_YOUR OBJECTIVE:_
Copy out each line below containing "subsection".

Entries taken from a collection
┌──

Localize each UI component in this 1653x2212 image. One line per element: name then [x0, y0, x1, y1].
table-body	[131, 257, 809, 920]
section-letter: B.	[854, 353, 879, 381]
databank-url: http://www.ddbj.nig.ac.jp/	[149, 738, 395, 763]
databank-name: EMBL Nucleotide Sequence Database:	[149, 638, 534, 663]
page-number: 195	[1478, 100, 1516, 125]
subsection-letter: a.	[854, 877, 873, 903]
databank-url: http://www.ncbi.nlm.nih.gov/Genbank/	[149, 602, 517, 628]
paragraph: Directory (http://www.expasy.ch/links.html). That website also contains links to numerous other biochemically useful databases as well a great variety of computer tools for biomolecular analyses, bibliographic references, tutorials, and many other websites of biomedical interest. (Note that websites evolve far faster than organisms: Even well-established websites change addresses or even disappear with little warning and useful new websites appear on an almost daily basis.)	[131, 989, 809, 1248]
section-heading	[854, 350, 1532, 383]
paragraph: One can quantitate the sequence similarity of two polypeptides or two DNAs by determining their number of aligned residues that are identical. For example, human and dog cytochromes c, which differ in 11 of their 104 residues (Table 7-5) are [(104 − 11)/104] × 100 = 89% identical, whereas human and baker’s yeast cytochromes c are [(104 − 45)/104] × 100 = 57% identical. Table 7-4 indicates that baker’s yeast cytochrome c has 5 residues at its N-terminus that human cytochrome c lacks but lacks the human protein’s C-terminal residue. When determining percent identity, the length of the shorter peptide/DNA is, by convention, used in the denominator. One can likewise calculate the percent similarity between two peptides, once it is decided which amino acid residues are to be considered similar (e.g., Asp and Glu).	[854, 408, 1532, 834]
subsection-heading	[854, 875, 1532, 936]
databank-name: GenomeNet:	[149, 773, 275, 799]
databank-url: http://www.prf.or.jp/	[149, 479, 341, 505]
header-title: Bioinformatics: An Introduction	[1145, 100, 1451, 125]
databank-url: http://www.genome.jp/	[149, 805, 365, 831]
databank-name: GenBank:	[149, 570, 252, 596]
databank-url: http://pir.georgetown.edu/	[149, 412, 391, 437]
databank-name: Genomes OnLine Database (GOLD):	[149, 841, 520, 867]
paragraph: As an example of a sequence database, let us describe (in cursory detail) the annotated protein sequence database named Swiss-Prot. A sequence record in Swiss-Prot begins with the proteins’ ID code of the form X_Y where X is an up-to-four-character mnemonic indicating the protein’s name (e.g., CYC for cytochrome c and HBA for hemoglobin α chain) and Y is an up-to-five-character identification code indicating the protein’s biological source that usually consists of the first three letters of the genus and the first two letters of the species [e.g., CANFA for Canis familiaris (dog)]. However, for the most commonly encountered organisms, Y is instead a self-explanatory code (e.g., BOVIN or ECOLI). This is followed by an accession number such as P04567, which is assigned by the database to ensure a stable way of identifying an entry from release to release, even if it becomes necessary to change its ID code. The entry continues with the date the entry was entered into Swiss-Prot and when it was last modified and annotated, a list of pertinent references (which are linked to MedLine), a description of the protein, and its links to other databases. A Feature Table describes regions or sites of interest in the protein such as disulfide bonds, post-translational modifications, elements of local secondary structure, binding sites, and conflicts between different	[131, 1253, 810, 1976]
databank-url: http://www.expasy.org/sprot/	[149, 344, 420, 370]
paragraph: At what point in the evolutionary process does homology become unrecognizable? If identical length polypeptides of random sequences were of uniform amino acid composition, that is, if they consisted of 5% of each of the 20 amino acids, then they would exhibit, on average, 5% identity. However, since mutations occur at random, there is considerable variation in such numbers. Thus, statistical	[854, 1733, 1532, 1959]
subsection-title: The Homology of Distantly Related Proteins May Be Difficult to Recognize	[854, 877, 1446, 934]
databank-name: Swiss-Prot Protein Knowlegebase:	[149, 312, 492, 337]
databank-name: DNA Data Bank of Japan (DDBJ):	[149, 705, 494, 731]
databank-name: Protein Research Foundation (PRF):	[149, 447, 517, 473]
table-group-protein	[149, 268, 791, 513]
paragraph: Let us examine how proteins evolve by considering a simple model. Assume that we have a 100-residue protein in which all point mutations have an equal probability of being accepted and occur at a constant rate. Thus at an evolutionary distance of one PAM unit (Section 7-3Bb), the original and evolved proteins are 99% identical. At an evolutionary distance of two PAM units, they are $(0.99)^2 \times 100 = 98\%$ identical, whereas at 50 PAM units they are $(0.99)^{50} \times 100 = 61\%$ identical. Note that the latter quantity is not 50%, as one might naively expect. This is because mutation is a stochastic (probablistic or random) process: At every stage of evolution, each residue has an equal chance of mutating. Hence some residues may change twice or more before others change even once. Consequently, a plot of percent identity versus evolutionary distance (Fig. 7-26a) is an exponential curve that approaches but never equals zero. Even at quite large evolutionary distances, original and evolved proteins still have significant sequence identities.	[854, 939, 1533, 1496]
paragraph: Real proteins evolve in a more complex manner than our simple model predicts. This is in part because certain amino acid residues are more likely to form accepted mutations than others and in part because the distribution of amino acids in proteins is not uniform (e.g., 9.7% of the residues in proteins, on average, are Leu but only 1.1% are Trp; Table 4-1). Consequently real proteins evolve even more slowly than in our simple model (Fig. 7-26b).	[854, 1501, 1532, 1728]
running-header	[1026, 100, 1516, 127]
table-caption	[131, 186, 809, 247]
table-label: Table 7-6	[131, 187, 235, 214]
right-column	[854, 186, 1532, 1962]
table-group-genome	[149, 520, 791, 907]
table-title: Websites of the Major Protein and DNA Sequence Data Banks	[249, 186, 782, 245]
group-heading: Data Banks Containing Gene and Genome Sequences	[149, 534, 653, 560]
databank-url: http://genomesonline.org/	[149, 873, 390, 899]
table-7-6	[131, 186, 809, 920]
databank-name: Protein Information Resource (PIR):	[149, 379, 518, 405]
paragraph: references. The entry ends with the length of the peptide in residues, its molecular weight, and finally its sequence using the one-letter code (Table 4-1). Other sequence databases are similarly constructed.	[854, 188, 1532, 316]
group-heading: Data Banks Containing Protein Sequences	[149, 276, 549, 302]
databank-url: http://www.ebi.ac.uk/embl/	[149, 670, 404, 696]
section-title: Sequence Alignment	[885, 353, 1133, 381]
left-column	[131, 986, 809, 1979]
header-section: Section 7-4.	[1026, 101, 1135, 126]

└──

_ANSWER BELOW:_
subsection-letter: a.	[854, 877, 873, 903]
subsection-heading	[854, 875, 1532, 936]
subsection-title: The Homology of Distantly Related Proteins May Be Difficult to Recognize	[854, 877, 1446, 934]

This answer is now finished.